--- START OF PROVIDED ENTRIES ---
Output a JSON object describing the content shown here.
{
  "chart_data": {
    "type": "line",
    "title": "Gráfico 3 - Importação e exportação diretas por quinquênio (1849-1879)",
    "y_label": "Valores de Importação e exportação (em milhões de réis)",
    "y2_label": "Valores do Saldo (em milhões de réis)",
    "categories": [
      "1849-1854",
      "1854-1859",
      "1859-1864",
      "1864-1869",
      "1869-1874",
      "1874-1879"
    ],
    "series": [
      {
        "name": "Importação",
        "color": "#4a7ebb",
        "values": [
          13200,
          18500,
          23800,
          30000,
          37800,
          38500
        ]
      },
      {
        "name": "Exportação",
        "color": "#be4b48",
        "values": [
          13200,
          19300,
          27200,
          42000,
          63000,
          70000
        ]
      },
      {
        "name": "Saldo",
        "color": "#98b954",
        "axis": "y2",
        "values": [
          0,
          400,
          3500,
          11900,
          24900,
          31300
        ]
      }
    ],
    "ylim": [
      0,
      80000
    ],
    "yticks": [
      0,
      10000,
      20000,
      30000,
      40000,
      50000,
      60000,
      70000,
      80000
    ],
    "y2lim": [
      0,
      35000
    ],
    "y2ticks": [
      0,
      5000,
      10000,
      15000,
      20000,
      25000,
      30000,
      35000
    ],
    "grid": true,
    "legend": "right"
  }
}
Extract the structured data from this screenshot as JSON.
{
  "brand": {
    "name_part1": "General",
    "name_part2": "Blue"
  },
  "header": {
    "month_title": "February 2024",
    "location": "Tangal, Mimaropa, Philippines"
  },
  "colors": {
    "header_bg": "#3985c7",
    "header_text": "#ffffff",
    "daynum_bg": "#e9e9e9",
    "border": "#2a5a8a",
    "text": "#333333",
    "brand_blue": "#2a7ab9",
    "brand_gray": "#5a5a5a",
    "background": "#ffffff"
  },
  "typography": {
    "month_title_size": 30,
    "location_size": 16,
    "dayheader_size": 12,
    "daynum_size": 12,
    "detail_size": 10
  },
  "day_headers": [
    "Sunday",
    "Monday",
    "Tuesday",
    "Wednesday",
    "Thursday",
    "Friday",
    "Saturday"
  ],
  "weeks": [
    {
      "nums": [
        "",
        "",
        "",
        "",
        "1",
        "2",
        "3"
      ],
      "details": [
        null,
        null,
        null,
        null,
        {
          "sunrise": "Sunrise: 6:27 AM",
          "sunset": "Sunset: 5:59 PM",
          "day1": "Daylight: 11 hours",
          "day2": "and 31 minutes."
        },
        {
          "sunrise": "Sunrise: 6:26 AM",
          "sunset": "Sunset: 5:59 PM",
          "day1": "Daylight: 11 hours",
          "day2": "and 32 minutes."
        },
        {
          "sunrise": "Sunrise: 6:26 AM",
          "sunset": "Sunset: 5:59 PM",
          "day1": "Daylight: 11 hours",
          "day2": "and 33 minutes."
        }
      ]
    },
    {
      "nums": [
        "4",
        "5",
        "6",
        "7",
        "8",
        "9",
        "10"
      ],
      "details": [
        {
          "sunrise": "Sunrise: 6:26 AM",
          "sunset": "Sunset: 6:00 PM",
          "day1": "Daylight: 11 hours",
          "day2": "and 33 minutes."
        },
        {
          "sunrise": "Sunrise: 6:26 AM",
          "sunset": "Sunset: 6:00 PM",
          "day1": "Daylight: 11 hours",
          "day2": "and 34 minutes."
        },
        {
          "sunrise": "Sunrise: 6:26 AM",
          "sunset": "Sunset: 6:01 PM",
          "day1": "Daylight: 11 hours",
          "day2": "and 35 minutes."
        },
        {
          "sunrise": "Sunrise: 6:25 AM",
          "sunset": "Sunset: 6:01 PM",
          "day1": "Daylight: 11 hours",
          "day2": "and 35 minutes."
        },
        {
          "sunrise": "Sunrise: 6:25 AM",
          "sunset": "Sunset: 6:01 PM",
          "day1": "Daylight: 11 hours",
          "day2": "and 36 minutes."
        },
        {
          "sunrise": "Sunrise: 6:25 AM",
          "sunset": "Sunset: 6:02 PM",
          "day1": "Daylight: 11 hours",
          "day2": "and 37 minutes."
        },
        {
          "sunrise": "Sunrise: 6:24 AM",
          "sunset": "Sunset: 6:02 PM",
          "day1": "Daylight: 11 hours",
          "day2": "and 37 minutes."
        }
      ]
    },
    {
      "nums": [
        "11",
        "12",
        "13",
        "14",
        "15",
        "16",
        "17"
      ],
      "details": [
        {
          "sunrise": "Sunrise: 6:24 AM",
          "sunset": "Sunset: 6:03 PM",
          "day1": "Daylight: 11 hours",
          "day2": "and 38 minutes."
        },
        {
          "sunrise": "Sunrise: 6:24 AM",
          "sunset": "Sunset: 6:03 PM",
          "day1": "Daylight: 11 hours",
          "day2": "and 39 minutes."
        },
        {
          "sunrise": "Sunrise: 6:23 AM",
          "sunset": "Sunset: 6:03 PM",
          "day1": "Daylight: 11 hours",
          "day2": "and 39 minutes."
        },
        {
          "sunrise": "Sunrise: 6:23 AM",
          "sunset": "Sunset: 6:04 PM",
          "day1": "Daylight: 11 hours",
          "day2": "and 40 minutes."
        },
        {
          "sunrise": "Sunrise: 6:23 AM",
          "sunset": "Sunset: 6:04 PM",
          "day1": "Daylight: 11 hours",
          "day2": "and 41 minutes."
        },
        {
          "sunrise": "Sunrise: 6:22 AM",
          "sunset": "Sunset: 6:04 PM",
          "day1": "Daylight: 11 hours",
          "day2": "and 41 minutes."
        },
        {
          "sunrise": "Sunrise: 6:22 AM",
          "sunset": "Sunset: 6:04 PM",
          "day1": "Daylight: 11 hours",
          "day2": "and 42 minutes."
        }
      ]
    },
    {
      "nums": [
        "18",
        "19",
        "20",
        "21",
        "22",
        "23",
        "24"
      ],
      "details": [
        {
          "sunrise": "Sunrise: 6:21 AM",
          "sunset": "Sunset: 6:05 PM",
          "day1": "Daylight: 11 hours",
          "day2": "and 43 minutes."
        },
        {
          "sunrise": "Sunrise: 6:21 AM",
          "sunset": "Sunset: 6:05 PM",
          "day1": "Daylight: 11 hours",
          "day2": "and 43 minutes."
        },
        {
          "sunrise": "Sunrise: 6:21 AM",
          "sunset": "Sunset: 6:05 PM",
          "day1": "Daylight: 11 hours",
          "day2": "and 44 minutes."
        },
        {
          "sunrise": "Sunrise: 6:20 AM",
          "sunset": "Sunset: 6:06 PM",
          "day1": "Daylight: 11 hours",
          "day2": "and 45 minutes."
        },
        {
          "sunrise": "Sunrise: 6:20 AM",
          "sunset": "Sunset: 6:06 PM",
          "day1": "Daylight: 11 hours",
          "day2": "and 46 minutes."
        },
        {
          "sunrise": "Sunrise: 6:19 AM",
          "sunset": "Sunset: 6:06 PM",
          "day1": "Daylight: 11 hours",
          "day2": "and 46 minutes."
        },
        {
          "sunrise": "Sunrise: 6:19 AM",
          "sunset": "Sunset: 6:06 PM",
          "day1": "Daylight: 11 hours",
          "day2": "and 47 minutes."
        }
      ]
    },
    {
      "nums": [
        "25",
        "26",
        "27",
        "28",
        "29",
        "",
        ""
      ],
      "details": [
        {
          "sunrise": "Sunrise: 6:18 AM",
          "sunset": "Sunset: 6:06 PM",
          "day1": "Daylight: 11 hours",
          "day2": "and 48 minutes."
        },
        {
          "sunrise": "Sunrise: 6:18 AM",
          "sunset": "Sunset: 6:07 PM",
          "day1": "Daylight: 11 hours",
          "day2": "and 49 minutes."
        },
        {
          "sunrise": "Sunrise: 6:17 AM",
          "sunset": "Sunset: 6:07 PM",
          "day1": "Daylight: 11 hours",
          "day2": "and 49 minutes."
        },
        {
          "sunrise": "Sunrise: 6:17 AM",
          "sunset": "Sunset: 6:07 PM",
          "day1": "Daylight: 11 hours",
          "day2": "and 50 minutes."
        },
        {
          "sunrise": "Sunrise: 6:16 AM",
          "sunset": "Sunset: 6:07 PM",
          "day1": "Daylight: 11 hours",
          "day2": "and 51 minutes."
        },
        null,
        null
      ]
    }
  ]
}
--- END OF PROVIDED ENTRIES ---
Pull every line containing the word "ffffff" out of the material.

    "header_text": "#ffffff",
    "background": "#ffffff"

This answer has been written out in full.